Start of Text section

8 Willis Street Stewart Dawson's
Argosy Property Limited, the owners of the Stewart Dawson’s Building acted quickly to strengthen the building facade in response to the MBIE Unreinforced Masonry (URM) programme. The initial project scale was for a 5-storey building to be inserted behind the newly reinforced façade to accommodate a significant retailer. However, it quickly became obvious that following the 2016 Kaikoura earthquake that there was strong market demand for a more significant development on this prime central city site. This led to the design of a much larger building which included the neighbouring existing building at 8 Willis St, also owner by Argosy.
The developer recognised demands in the commercial property market for more sustainable buildings. The fully electric building has achieved a ‘World Excellence’ 6 Green Star rating including all ten available innovation points.
Minimising energy use in a fully glazed building posed significant challenges to the design team. This required careful glass selection using Low-E glass Argon filled double glazed units structurally glazed into a thermally broken curtain wall system. Maximising energy efficiency was achieved by increasing the thermal insulation of the building fabric and using photovoltaic solar panels to generate 5% of the total building electricity demand and thermodynamic solar water heating to supply hot water. LED lighting was used throughout the building. The office areas feature exposed ceilings improving spatial volume and utilise chilled beam technology to condition the air.
The building is designed to 130% NBS and comprises two towers, one new structural steel frame on the Stewart Dawson’s site and the other an extension both vertically and horizontally to the existing concrete structure at 8 Willis separated with a trafficable seismic joint allowing both towers to move independently of one another during a seismic event.
The Stewart Dawsons Corner (SDC) is a collective description for three adjacent, three storied buildings, namely the City Meats, Stewart Dawsons and United Fruit Company. The SDC site links two major city streets - Willis Street and Lambton Quay - and is a much-loved Wellington landmark. The three facades of SDC are category II listed in the Historic Places Trust register. These buildings had been amalgamated into a single commercial building above the ground floor but with their individual retail identities retained at ground floor. The roofs were articulated as three individual roof forms behind their respective façade parapets, each facade being painted in different colours.
Initial redevelopment options involved rebuilding behind the façades and increasing the height of the building to match the level of the existing service lane off Boulcott St. This offered a potentially attractive opportunity to large scale international retailers on the most prominent corner on the golden mile. Strong interest followed, however, it soon became clear that the rental return from this strategy was not going to meet the necessary financial return. The design scope then expanded to maximise the site potential, after initial commercial market investigation suggested that any potential tenant required a significantly larger floor area than could be provided with a building on the SDC site alone.
Owing to its unreinforced brick façade, the heritage-listed SDC site was identified as requiring earthquake strengthening and the building’s owners Argosy Property Limited responded swiftly to MBIE’s requirements – doubling down on the opportunity to maximise this prime central city site.

End of Text section

▶ **Challenge 1**: Can you condense the paragraph of the Willis Street text that begins "The building is designed to 130% NBS" into two shorter sentences that keep its main facts?
The Willis Street text and the entries come from unrelated sources.

Start of Provided records

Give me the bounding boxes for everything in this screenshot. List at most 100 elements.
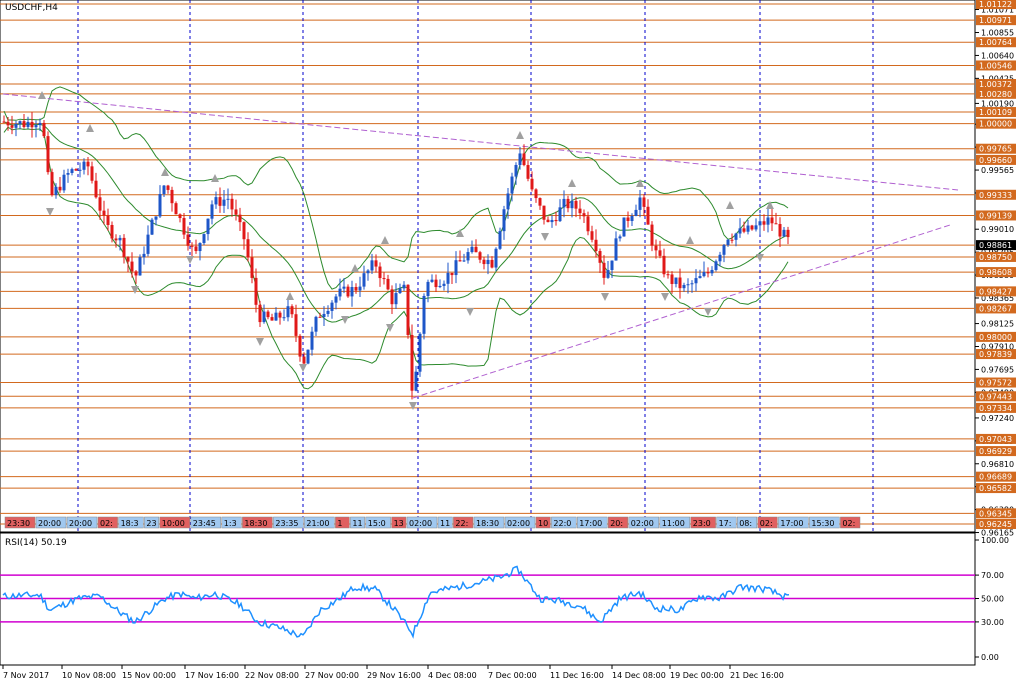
time-tag xyxy=(473,516,505,529)
candle-body xyxy=(282,317,286,319)
candle-body xyxy=(494,248,498,268)
candle-body xyxy=(510,176,514,194)
candle-body xyxy=(30,121,34,128)
candle-body xyxy=(758,221,762,226)
time-tag xyxy=(576,516,608,529)
time-tag xyxy=(66,516,98,529)
level-label-bg xyxy=(976,286,1016,297)
candle-body xyxy=(706,272,710,274)
candle-body xyxy=(786,229,790,238)
candle-body xyxy=(610,260,614,270)
level-label: 0.98608 xyxy=(979,268,1012,277)
price-tick-label: 0.97910 xyxy=(981,342,1014,351)
candle-body xyxy=(742,228,746,232)
candle-body xyxy=(210,204,214,219)
candle-body xyxy=(34,125,38,128)
level-label: 0.98750 xyxy=(979,253,1012,262)
level-label-bg xyxy=(976,508,1016,519)
candle-body xyxy=(242,222,246,240)
candle-body xyxy=(118,237,122,241)
fractal-down xyxy=(756,254,764,262)
candle-body xyxy=(430,279,434,282)
candle-body xyxy=(486,259,490,265)
time-tag-label: 02: xyxy=(842,519,855,528)
candle-body xyxy=(286,306,290,318)
level-label-bg xyxy=(976,189,1016,200)
candle-body xyxy=(414,371,418,391)
candle-body xyxy=(410,334,414,391)
time-tag-label: 02: xyxy=(100,519,113,528)
candle-body xyxy=(330,302,334,311)
candle-body xyxy=(114,238,118,241)
level-label-bg xyxy=(976,267,1016,278)
candle-body xyxy=(366,270,370,274)
candle-body xyxy=(70,169,74,173)
candle-body xyxy=(350,286,354,297)
candle-body xyxy=(290,306,294,315)
time-tick-label: 22 Nov 08:00 xyxy=(245,671,299,680)
band-upper xyxy=(3,86,789,290)
time-tag-label: 20:00 xyxy=(69,519,92,528)
fractal-up xyxy=(351,264,359,272)
level-label: 0.98427 xyxy=(979,287,1012,296)
level-label: 1.00109 xyxy=(979,108,1012,117)
band-lower xyxy=(3,126,789,390)
candle-body xyxy=(154,216,158,220)
time-tag-label: 02:00 xyxy=(409,519,432,528)
candle-body xyxy=(18,121,22,124)
candle-body xyxy=(642,197,646,207)
candle-body xyxy=(726,239,730,246)
time-tag xyxy=(273,516,304,529)
candle-body xyxy=(762,221,766,225)
time-tag xyxy=(118,516,144,529)
fractal-down xyxy=(131,286,139,294)
candle-body xyxy=(54,186,58,196)
level-label: 1.00971 xyxy=(979,16,1012,25)
level-label-bg xyxy=(976,331,1016,342)
candle-body xyxy=(778,224,782,237)
level-label-bg xyxy=(976,446,1016,457)
fractal-down xyxy=(341,316,349,324)
candle-body xyxy=(362,273,366,287)
candle-body xyxy=(438,285,442,288)
candle-body xyxy=(226,198,230,200)
level-label: 0.98000 xyxy=(979,333,1012,342)
level-label-bg xyxy=(976,519,1016,530)
fractal-down xyxy=(704,308,712,316)
level-label-bg xyxy=(976,37,1016,48)
candle-body xyxy=(586,216,590,232)
candle-body xyxy=(122,237,126,258)
candle-body xyxy=(670,274,674,284)
candle-body xyxy=(262,311,266,323)
candle-body xyxy=(646,206,650,225)
candle-body xyxy=(478,252,482,260)
time-tag xyxy=(840,516,861,529)
level-label-bg xyxy=(976,402,1016,413)
fractal-up xyxy=(161,168,169,176)
candle-body xyxy=(234,209,238,215)
time-tag xyxy=(628,516,660,529)
candle-body xyxy=(186,234,190,246)
rsi-tick-label: 100.00 xyxy=(981,536,1009,545)
candle-body xyxy=(518,153,522,165)
candle-body xyxy=(678,277,682,289)
rsi-line xyxy=(2,565,790,639)
time-tag-label: 13 xyxy=(394,519,404,528)
fractal-up xyxy=(726,201,734,209)
time-tag-label: 10 xyxy=(538,519,548,528)
candle-body xyxy=(218,197,222,206)
time-tag-label: 20: xyxy=(610,519,623,528)
candle-body xyxy=(674,277,678,284)
time-tag xyxy=(190,516,222,529)
rsi-title: RSI(14) 50.19 xyxy=(5,538,67,548)
candle-body xyxy=(598,251,602,263)
candle-body xyxy=(594,239,598,252)
time-tag xyxy=(335,516,350,529)
candle-body xyxy=(358,286,362,291)
candle-body xyxy=(522,153,526,166)
time-tag xyxy=(221,516,242,529)
candle-body xyxy=(454,260,458,276)
candle-body xyxy=(106,215,110,225)
level-label: 1.01122 xyxy=(979,0,1012,9)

End of Provided records

▶ **Challenge 2**: In the entries, could you change "candle-body" to "candlestick-body" across the stretch from the line that contains "time-tag xyxy=(473,516,505,529)" through the line that contains "time-tag-label: 02: xyxy=(100,519,113,528)", leaving everything else as it is and returning only those lines?

▶ **Written solution 1**: Designed to 130% NBS, the building has two towers: a new structural steel frame on the Stewart Dawson's site and a vertical and horizontal extension of the existing concrete structure at 8 Willis. A trafficable seismic joint separates them, so each tower can move independently during a seismic event.

▶ **Written solution 2**:
time-tag xyxy=(473,516,505,529)
candlestick-body xyxy=(282,317,286,319)
candlestick-body xyxy=(494,248,498,268)
candlestick-body xyxy=(510,176,514,194)
candlestick-body xyxy=(30,121,34,128)
candlestick-body xyxy=(758,221,762,226)
time-tag xyxy=(576,516,608,529)
time-tag xyxy=(66,516,98,529)
level-label-bg xyxy=(976,286,1016,297)
candlestick-body xyxy=(706,272,710,274)
candlestick-body xyxy=(786,229,790,238)
candlestick-body xyxy=(610,260,614,270)
level-label: 0.98608 xyxy=(979,268,1012,277)
price-tick-label: 0.97910 xyxy=(981,342,1014,351)
candlestick-body xyxy=(742,228,746,232)
candlestick-body xyxy=(210,204,214,219)
candlestick-body xyxy=(34,125,38,128)
level-label: 0.98750 xyxy=(979,253,1012,262)
level-label-bg xyxy=(976,508,1016,519)
candlestick-body xyxy=(242,222,246,240)
candlestick-body xyxy=(118,237,122,241)
fractal-down xyxy=(756,254,764,262)
candlestick-body xyxy=(430,279,434,282)
candlestick-body xyxy=(486,259,490,265)
time-tag-label: 02: xyxy=(842,519,855,528)
candlestick-body xyxy=(286,306,290,318)
level-label-bg xyxy=(976,189,1016,200)
candlestick-body xyxy=(414,371,418,391)
candlestick-body xyxy=(410,334,414,391)
time-tag-label: 02: xyxy=(100,519,113,528)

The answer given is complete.